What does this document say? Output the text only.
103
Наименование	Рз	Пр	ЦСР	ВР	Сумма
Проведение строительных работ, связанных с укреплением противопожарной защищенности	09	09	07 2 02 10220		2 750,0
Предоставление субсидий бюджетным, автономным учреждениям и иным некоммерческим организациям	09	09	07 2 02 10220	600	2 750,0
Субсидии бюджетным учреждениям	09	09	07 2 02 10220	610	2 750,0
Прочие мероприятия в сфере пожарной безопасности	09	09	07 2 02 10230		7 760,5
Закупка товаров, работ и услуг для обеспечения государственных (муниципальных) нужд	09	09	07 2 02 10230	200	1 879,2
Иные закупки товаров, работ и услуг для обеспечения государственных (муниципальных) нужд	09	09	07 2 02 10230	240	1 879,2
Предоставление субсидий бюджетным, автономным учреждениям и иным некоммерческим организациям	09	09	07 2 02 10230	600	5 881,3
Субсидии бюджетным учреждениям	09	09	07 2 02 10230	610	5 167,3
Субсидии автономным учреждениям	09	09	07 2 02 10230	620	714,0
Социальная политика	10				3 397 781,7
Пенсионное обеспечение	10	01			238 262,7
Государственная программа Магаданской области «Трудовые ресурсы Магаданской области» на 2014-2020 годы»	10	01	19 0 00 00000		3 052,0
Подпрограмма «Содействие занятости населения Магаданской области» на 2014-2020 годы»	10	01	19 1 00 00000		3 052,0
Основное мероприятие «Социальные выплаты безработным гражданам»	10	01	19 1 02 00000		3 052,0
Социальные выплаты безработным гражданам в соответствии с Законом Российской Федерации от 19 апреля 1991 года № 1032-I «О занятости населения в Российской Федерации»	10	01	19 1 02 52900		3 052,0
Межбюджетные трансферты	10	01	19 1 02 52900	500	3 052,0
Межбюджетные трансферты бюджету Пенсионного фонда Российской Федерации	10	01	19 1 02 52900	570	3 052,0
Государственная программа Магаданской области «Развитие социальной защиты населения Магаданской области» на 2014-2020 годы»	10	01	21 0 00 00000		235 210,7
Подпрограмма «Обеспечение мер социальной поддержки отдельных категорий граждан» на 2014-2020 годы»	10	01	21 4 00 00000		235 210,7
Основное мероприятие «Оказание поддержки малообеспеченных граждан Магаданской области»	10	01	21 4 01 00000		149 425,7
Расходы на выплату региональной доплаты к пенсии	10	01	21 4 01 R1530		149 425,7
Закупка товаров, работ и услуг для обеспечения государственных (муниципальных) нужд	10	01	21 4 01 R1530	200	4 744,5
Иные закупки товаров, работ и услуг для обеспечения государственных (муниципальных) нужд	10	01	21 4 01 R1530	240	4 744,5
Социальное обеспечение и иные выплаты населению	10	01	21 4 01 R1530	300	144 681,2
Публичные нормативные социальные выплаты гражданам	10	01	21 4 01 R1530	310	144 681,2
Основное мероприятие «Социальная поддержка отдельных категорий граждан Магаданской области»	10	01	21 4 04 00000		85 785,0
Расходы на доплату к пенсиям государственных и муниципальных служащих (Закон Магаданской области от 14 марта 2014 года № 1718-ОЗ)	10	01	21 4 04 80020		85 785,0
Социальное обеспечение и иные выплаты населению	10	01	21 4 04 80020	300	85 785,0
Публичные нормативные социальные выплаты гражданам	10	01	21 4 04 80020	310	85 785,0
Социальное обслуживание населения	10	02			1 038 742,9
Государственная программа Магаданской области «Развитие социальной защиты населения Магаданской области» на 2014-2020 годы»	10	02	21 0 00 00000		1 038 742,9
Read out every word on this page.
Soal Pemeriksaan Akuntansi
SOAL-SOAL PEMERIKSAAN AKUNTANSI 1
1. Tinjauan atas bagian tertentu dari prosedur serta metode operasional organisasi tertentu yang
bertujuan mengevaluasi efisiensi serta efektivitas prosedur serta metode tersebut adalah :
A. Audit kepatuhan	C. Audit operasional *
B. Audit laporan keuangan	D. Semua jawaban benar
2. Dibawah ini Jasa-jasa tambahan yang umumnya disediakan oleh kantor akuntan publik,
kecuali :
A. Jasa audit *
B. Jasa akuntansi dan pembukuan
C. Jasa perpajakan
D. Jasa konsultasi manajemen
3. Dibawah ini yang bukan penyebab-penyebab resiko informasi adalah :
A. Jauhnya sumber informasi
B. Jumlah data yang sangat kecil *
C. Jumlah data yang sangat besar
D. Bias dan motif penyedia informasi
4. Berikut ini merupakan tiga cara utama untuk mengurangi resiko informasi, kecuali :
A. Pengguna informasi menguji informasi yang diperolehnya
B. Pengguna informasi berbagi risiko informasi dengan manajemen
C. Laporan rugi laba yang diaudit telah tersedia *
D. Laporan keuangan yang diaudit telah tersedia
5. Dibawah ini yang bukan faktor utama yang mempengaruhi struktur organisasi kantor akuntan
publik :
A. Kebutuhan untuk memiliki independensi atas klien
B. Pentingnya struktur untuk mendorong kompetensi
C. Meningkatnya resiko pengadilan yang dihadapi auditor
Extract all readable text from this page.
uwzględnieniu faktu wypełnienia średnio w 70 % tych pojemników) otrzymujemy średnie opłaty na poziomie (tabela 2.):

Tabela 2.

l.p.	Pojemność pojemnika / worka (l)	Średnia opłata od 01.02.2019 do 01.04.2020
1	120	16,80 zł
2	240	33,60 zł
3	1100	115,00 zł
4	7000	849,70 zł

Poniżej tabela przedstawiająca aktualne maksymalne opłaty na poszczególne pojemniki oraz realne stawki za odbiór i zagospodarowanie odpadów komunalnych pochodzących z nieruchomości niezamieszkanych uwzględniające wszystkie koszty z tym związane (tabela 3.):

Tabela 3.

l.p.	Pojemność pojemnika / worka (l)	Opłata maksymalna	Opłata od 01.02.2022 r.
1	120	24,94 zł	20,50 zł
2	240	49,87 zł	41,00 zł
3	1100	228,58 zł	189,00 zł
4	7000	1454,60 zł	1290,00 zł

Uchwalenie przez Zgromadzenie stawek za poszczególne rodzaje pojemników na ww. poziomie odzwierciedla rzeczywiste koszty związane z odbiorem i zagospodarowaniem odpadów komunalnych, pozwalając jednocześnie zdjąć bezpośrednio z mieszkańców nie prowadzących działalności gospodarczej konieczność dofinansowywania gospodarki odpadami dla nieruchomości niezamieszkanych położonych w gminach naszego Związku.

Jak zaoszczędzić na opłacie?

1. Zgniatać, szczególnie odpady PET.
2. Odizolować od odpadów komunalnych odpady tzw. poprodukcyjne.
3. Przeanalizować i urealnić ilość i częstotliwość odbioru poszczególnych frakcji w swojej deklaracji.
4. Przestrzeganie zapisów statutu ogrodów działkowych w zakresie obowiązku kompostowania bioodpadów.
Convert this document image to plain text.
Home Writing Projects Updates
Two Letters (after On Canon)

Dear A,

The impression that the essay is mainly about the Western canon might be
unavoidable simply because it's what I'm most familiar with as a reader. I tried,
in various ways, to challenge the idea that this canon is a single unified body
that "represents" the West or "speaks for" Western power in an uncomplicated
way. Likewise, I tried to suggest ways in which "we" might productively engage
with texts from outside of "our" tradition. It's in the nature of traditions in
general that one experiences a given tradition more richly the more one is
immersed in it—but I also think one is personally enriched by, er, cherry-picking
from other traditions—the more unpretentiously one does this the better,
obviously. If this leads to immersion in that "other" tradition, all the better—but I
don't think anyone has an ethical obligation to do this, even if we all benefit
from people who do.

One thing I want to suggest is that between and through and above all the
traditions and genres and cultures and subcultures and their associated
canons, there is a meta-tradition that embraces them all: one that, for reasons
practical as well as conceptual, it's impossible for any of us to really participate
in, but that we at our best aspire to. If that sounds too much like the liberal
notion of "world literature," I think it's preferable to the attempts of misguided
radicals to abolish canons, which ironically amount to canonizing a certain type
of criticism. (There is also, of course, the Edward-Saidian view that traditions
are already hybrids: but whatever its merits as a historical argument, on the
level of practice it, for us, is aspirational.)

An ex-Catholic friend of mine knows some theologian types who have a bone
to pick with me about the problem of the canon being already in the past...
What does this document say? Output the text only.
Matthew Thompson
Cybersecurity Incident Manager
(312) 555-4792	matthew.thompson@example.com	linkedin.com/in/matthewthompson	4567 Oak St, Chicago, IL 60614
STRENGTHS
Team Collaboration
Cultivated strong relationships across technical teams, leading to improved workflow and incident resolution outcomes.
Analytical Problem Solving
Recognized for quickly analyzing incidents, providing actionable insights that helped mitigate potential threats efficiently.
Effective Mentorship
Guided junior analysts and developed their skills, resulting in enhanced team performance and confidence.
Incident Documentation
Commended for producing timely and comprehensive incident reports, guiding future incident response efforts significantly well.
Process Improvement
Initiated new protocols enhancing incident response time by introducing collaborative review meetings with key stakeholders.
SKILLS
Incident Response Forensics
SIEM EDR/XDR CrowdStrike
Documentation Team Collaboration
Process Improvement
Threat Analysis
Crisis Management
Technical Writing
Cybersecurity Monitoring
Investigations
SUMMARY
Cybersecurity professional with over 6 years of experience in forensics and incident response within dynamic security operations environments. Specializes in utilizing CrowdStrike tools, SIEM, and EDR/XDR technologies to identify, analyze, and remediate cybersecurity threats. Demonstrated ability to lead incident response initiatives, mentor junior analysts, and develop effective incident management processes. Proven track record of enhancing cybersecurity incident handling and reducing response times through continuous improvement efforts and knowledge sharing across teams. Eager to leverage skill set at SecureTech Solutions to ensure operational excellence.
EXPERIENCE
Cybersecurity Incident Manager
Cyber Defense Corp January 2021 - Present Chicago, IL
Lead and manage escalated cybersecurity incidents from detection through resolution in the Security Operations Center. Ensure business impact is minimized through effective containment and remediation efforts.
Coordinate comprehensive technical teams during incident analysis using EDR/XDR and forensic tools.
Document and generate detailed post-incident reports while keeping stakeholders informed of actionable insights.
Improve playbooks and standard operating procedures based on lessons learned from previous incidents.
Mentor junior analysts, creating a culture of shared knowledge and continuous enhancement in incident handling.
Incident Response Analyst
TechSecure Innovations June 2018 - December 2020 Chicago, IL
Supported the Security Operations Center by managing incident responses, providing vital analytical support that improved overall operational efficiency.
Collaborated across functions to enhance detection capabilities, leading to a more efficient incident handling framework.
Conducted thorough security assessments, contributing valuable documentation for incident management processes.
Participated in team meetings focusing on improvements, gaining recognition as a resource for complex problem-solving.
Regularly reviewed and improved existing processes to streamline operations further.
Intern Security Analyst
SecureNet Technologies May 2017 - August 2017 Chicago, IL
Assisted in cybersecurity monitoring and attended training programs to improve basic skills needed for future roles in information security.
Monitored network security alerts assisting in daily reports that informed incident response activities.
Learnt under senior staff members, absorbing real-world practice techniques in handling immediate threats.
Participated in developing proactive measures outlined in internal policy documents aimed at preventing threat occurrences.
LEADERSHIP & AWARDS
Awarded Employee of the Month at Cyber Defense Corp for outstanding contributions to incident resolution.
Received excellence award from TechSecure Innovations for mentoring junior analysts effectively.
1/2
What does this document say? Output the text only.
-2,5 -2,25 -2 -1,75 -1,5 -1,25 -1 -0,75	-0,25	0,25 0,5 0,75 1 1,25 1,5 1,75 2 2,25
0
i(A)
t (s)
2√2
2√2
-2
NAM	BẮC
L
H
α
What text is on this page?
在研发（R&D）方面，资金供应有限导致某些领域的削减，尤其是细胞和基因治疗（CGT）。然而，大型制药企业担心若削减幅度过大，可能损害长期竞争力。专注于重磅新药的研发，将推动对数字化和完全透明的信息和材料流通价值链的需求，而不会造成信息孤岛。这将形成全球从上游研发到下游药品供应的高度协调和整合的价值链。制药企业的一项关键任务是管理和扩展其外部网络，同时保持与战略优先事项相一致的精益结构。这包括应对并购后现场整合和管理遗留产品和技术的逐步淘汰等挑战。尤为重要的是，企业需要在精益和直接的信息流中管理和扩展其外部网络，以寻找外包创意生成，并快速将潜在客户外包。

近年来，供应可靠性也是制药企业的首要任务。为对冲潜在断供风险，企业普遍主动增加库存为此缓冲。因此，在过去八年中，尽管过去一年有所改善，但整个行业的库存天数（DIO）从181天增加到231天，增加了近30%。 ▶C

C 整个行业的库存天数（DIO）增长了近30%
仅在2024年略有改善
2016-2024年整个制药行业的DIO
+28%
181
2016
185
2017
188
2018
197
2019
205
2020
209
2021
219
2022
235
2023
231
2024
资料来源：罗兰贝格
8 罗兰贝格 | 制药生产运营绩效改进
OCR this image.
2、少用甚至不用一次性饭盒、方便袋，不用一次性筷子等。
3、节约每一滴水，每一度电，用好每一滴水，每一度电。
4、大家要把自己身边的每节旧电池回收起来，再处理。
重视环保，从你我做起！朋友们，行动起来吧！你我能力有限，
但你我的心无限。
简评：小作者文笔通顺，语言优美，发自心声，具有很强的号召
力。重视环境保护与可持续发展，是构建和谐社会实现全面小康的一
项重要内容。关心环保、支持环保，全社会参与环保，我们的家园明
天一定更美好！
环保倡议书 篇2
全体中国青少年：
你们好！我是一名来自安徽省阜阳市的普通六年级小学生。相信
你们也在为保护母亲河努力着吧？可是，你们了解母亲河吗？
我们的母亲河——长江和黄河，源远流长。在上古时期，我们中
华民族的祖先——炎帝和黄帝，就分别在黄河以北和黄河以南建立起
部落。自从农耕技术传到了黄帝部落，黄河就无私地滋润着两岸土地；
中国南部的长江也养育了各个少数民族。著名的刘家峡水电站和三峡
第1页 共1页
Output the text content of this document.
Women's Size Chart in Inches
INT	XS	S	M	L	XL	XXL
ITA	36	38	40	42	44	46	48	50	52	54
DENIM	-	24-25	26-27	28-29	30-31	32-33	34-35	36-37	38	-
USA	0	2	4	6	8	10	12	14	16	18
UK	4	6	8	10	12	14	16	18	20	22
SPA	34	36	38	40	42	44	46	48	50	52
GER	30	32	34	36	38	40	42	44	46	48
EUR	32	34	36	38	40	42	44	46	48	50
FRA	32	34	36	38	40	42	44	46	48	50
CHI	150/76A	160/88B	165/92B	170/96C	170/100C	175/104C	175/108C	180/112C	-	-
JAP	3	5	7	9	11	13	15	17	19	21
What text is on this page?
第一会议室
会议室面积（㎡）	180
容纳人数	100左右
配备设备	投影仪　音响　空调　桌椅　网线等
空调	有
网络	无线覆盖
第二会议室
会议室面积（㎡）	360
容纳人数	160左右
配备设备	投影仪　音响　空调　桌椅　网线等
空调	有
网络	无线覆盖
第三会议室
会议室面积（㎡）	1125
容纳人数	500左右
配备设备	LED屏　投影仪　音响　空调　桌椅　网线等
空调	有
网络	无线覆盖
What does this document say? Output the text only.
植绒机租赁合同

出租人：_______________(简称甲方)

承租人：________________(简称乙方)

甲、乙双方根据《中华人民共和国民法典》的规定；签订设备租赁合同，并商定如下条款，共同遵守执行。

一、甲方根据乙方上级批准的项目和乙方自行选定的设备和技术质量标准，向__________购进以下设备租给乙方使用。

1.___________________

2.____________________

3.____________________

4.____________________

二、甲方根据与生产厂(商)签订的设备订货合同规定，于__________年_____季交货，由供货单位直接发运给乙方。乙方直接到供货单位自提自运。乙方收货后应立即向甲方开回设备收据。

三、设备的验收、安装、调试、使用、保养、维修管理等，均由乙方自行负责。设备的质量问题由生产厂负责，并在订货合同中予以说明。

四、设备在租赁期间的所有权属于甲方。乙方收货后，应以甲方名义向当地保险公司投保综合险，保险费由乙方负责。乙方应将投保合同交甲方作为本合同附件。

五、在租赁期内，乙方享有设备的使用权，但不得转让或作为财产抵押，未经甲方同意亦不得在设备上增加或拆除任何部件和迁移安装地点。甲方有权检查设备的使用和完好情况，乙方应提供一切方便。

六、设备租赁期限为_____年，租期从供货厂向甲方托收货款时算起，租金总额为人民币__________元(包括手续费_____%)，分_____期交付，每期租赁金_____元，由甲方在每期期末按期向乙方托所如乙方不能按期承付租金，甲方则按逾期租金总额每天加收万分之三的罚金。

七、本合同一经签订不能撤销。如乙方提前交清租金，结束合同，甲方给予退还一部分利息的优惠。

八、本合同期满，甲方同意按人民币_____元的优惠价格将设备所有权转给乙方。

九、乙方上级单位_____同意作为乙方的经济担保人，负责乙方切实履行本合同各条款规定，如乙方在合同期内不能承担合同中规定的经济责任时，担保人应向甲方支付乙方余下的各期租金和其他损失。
- - -
Gather up the lines that contain the word "also".

immersed in it—but I also think one is personally enriched by, er, cherry-picking
of criticism. (There is also, of course, the Edward-Saidian view that traditions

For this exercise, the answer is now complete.